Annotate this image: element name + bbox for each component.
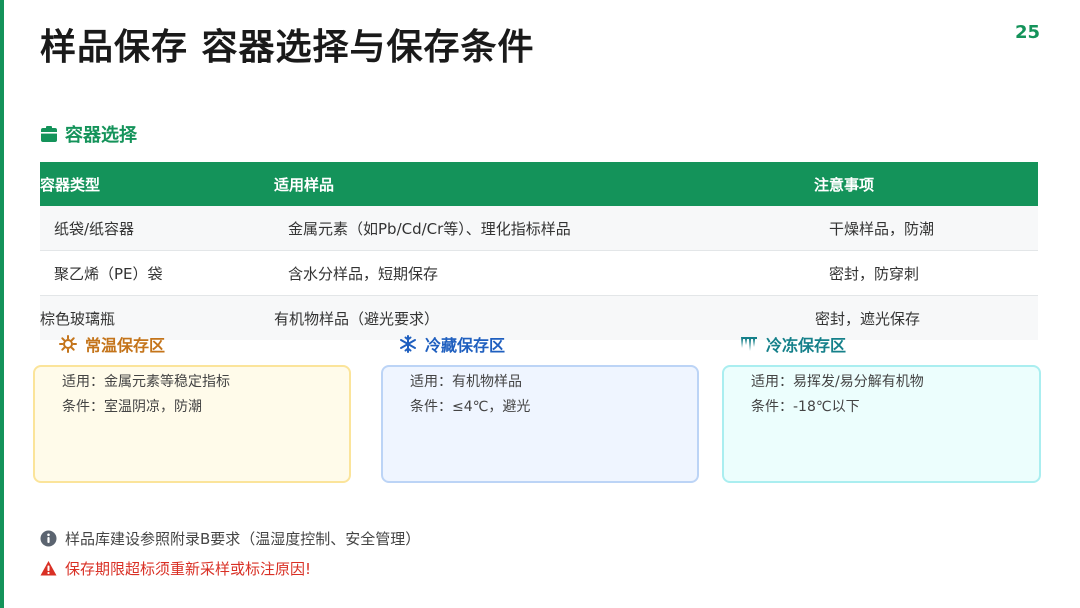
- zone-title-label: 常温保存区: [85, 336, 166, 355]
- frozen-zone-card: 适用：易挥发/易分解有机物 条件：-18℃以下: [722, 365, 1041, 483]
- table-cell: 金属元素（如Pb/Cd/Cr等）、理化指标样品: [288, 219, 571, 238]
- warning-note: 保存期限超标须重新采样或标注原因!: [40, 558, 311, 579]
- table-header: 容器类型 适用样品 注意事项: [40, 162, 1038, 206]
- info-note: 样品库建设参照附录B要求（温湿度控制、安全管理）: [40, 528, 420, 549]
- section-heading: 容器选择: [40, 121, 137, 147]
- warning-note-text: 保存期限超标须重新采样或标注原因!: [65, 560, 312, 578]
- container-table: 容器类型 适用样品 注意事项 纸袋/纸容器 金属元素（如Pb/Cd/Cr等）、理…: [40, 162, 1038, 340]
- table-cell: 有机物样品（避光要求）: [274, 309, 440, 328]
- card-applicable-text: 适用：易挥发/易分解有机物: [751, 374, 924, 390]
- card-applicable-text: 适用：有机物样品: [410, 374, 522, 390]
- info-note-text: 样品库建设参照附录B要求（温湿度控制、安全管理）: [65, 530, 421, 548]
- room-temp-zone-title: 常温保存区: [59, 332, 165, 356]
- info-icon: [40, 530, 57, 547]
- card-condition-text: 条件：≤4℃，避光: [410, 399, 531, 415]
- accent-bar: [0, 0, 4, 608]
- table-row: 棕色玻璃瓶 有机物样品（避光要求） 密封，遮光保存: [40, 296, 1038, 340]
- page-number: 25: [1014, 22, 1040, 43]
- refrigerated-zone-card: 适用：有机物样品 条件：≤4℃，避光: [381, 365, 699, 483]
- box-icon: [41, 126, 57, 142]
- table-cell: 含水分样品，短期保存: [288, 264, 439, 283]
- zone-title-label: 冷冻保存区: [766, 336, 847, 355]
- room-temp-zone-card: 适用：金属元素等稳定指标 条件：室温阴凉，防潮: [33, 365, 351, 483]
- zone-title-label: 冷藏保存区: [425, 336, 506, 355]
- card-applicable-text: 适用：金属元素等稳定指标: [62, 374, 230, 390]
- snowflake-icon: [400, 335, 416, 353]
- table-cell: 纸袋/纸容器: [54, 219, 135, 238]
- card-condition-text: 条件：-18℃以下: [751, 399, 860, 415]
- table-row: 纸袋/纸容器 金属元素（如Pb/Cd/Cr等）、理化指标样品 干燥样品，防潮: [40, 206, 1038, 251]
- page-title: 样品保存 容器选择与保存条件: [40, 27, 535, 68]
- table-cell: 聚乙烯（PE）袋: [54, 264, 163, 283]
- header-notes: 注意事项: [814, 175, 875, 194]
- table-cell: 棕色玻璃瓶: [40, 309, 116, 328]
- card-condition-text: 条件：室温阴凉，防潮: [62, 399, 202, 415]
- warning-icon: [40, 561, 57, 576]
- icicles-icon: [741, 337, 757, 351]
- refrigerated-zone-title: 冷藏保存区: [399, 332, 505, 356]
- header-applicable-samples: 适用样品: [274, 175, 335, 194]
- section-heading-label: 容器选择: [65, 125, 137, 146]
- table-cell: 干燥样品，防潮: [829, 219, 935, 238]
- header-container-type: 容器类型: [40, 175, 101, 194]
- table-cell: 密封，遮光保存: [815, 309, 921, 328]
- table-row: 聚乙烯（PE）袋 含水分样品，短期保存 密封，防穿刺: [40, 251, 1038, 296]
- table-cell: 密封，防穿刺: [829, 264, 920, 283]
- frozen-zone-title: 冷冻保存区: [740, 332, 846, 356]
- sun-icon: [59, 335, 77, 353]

.....

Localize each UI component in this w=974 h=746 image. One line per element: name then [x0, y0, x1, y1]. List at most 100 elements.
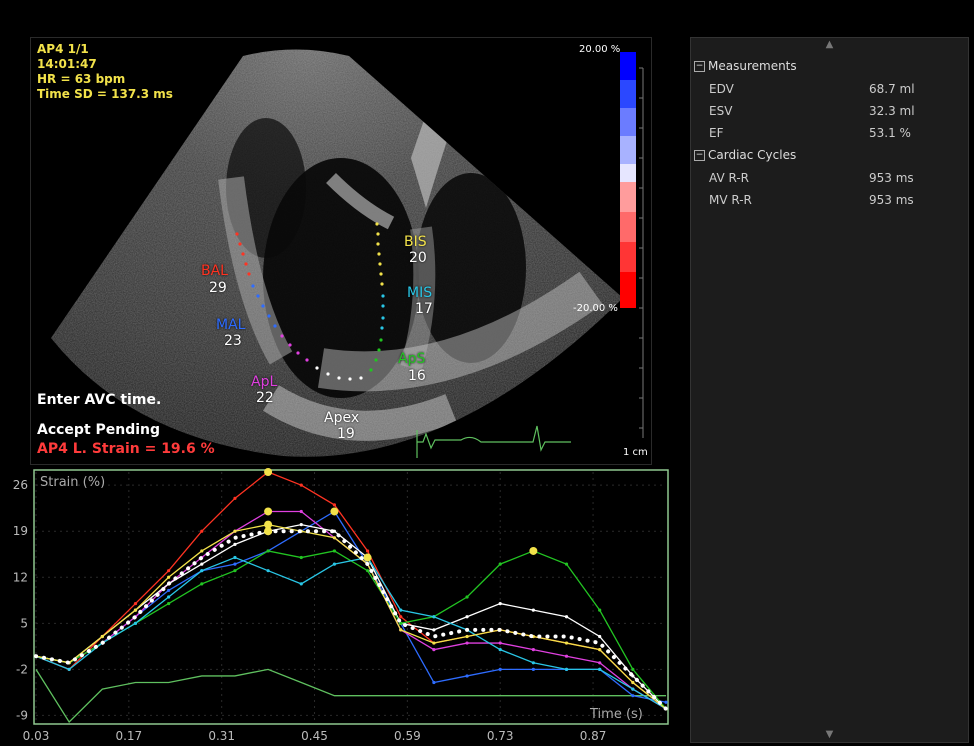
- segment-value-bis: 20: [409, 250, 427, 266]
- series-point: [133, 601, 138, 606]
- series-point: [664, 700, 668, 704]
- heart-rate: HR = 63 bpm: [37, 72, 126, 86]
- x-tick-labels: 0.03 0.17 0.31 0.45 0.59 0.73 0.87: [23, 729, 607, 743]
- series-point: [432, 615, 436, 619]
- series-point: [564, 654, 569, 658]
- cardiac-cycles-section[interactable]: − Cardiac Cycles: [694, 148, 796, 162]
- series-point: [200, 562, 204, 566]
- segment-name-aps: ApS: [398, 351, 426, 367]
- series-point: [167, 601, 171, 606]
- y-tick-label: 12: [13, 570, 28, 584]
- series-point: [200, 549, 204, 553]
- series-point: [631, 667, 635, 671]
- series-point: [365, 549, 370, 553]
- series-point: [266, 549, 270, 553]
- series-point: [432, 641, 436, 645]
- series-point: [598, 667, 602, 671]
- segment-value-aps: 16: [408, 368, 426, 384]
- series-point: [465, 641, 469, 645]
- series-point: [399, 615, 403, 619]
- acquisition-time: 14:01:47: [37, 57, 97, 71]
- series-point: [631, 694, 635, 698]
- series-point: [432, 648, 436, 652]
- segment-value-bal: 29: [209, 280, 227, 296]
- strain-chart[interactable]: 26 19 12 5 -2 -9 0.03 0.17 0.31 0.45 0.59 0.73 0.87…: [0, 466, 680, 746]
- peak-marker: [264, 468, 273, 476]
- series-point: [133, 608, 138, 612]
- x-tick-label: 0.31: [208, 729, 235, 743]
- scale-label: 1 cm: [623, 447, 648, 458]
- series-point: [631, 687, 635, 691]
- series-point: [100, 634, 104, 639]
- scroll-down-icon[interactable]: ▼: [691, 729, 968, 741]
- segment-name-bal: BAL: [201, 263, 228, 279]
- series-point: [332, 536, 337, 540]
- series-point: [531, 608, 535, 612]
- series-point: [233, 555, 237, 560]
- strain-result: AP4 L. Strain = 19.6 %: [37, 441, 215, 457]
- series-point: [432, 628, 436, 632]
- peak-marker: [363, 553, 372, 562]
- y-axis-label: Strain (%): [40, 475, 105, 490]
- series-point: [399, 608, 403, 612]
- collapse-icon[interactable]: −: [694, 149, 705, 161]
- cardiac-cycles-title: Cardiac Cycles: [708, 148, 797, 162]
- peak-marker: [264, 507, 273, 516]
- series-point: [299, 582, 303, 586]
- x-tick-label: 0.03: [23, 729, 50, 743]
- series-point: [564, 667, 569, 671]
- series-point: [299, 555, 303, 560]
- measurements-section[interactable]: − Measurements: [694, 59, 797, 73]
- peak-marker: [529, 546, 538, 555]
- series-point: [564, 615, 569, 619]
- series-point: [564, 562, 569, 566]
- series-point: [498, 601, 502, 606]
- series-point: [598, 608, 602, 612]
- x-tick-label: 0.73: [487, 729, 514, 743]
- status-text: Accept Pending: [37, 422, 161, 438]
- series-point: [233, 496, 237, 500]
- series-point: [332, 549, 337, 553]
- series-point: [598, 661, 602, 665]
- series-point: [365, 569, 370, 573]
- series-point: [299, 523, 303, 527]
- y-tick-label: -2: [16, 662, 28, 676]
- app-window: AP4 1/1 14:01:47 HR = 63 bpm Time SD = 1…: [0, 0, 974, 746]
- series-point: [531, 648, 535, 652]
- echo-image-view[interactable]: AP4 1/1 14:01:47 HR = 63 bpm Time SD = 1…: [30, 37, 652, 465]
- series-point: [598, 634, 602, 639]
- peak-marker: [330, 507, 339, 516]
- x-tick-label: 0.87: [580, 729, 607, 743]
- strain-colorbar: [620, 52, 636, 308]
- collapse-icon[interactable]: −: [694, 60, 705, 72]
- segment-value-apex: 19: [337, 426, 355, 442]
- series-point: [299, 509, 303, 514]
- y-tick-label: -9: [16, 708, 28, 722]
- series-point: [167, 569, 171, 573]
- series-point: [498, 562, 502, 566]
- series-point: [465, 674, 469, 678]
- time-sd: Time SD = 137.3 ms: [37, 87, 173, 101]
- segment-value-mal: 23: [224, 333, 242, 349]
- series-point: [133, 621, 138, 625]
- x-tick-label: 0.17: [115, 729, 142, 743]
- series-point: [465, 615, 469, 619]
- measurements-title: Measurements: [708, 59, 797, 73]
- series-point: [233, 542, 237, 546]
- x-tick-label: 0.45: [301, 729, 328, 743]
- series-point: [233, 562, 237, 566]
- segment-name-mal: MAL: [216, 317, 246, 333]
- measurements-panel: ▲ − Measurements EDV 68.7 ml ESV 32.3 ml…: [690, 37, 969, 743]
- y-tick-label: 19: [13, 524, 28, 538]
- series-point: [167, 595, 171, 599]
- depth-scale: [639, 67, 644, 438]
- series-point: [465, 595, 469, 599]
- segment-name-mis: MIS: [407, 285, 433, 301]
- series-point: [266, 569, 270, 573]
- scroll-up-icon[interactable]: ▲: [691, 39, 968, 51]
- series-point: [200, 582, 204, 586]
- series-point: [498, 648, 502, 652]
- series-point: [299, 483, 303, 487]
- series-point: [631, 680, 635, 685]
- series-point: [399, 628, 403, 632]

.....

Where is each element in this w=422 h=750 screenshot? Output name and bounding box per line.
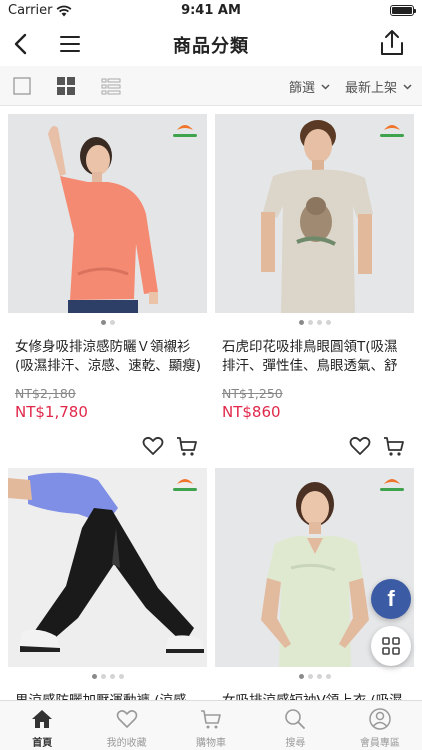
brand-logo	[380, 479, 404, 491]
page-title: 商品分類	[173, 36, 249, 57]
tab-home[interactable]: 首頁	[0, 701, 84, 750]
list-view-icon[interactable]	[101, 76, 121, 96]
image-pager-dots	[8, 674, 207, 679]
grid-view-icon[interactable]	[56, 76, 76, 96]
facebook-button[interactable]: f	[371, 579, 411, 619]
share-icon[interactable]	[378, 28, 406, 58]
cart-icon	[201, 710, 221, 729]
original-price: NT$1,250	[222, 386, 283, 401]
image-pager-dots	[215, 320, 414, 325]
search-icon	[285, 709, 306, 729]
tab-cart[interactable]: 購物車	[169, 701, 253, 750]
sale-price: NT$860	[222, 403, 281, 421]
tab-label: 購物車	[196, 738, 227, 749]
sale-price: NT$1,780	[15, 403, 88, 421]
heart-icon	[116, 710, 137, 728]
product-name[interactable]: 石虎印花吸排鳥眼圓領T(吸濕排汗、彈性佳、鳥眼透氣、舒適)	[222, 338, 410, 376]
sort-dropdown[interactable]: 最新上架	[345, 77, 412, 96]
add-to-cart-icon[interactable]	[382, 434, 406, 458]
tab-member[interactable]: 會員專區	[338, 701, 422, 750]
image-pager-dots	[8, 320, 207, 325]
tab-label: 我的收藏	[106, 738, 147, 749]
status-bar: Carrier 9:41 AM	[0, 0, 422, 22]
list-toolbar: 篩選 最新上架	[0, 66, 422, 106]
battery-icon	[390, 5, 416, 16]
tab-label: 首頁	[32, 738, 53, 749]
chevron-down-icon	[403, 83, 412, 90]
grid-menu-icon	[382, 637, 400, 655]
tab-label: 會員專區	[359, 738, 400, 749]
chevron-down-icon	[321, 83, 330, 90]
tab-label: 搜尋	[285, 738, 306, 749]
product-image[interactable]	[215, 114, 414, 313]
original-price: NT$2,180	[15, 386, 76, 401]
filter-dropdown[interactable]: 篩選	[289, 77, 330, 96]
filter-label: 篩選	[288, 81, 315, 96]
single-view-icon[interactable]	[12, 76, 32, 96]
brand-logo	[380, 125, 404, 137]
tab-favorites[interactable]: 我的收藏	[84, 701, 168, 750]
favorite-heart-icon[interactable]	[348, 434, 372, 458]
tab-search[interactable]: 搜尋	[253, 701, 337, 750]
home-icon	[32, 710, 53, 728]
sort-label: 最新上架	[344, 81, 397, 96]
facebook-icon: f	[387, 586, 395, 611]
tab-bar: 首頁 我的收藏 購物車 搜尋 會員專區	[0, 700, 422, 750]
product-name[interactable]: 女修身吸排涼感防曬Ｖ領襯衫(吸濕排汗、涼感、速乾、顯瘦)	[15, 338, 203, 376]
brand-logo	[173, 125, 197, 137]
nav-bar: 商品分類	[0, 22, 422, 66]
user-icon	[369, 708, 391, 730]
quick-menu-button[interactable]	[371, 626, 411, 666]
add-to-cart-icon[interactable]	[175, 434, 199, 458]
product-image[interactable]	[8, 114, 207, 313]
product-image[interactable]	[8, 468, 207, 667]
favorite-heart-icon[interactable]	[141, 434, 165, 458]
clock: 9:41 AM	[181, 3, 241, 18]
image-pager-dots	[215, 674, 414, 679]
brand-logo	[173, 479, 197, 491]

.....

▶ WRITTEN REQUEST
Echo the entries exactly, starting at the line containing "- segment-value-bis: 20: [409, 250, 427, 266]" and ending at the line containing "- series-point: [564, 654, 569, 658]".

▶ TASK OUTPUT
- segment-value-bis: 20: [409, 250, 427, 266]
- series-point: [133, 601, 138, 606]
- series-point: [664, 700, 668, 704]
- heart-rate: HR = 63 bpm: [37, 72, 126, 86]
- x-tick-labels: 0.03 0.17 0.31 0.45 0.59 0.73 0.87: [23, 729, 607, 743]
- series-point: [432, 615, 436, 619]
- series-point: [564, 654, 569, 658]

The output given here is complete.